:: Requirements ::
Keep only the lines of the data below that contain "title", and copy them.
[start Given records]
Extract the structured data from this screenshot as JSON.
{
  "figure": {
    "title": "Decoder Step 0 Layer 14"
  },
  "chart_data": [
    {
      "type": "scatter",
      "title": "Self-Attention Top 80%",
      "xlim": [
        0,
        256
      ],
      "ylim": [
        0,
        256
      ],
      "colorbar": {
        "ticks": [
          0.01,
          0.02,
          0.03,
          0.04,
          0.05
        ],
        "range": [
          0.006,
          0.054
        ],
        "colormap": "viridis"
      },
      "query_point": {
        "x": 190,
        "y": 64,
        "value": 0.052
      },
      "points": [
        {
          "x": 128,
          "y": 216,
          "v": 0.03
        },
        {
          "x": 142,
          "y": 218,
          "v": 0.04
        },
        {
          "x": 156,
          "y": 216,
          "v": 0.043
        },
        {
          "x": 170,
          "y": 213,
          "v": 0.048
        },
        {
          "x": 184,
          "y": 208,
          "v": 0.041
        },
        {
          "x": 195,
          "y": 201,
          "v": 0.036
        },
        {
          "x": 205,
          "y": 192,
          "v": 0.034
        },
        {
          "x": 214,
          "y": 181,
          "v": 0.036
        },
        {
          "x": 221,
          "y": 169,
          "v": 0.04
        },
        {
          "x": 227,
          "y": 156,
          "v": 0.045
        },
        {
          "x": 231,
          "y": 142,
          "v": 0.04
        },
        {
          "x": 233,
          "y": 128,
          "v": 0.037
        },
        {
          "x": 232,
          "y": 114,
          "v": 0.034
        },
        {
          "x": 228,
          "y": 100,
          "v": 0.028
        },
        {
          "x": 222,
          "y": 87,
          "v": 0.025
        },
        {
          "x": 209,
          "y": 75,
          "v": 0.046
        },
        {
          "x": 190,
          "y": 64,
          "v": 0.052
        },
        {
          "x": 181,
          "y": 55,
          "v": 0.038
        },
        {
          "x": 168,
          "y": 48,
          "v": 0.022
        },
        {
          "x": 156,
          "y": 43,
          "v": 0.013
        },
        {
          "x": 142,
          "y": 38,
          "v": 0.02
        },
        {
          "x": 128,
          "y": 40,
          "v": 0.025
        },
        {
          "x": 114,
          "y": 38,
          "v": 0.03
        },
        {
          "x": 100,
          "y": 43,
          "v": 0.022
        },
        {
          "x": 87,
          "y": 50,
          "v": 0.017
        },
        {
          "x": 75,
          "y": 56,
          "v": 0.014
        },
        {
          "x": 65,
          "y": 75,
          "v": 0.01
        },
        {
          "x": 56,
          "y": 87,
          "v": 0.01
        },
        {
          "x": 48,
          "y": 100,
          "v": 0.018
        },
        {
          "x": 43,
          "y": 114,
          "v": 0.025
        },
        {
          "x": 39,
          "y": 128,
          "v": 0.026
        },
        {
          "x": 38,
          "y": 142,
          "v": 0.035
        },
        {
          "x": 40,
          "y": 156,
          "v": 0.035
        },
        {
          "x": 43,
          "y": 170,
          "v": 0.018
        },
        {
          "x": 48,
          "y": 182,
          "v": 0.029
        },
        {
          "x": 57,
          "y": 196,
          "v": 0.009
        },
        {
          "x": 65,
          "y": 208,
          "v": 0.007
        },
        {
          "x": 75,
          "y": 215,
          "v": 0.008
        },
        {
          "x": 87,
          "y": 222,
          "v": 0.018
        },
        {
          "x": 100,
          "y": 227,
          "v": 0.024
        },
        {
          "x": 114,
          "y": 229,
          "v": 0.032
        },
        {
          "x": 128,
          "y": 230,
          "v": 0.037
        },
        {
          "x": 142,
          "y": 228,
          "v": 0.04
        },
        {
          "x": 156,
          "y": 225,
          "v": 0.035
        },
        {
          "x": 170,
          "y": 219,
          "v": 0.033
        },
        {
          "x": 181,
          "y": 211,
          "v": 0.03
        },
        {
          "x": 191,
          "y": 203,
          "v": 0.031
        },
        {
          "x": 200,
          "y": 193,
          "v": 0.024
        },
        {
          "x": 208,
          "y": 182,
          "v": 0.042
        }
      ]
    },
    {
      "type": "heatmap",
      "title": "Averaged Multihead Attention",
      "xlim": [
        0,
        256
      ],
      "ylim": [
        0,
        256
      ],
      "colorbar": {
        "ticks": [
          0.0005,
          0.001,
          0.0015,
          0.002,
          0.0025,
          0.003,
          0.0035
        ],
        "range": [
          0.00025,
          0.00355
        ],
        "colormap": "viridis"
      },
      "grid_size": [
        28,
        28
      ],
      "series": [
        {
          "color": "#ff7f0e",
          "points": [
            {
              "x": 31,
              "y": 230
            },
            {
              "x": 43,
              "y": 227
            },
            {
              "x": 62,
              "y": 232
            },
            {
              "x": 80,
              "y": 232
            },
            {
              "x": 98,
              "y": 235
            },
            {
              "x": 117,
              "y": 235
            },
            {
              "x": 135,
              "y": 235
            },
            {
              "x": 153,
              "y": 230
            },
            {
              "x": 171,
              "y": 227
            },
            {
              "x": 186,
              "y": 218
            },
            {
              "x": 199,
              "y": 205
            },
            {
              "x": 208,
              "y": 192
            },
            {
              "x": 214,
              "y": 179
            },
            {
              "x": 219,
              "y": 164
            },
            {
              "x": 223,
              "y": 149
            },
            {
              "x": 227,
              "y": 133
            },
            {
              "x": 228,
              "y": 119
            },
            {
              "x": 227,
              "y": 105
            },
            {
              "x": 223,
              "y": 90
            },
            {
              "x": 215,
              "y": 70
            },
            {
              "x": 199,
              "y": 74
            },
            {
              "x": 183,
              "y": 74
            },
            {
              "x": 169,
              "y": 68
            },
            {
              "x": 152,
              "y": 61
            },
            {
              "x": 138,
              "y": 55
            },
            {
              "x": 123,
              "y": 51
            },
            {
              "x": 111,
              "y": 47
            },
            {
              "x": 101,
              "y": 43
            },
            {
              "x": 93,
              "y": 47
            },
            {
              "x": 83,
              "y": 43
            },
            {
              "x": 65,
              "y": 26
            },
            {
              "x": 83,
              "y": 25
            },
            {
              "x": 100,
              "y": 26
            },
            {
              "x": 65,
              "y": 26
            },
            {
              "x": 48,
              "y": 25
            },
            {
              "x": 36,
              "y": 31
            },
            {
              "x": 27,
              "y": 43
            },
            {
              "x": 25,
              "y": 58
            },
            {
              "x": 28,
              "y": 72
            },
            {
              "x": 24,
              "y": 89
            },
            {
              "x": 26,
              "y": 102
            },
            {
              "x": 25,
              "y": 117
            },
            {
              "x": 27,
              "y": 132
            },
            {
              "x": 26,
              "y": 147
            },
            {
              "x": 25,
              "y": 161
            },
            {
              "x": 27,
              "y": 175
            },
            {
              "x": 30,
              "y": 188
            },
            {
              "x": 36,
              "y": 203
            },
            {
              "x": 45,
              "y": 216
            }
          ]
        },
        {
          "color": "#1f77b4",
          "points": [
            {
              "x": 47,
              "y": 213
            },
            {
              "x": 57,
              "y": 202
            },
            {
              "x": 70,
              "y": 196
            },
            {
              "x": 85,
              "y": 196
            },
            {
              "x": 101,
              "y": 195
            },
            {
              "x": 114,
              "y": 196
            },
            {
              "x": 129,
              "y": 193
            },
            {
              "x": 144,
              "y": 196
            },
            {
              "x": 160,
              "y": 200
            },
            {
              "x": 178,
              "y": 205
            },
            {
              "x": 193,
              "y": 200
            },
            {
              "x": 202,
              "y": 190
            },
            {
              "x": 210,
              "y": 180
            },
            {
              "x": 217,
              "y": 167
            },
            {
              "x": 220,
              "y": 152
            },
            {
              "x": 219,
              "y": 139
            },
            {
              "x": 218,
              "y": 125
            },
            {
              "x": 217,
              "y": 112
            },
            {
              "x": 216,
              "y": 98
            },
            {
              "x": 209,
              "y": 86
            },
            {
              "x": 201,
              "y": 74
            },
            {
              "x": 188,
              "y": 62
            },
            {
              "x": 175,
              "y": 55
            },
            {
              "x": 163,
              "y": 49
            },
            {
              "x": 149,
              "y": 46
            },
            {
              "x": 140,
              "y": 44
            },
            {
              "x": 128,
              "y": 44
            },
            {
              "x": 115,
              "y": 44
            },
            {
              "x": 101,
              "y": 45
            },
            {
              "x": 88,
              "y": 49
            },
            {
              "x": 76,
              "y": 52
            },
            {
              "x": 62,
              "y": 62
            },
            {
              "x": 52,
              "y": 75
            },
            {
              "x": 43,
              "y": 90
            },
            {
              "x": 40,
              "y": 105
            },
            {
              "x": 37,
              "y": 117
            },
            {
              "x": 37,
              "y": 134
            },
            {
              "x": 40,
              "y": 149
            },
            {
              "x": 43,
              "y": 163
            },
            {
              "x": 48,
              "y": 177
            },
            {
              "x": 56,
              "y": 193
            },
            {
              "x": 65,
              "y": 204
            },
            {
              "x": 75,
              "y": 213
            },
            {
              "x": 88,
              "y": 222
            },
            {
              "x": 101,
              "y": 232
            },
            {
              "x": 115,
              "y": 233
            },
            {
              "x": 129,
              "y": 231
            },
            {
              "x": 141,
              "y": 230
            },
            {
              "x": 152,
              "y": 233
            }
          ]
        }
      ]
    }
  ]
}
[end Given records]
:: Reply to the task ::
    "title": "Decoder Step 0 Layer 14"
      "title": "Self-Attention Top 80%",
      "title": "Averaged Multihead Attention",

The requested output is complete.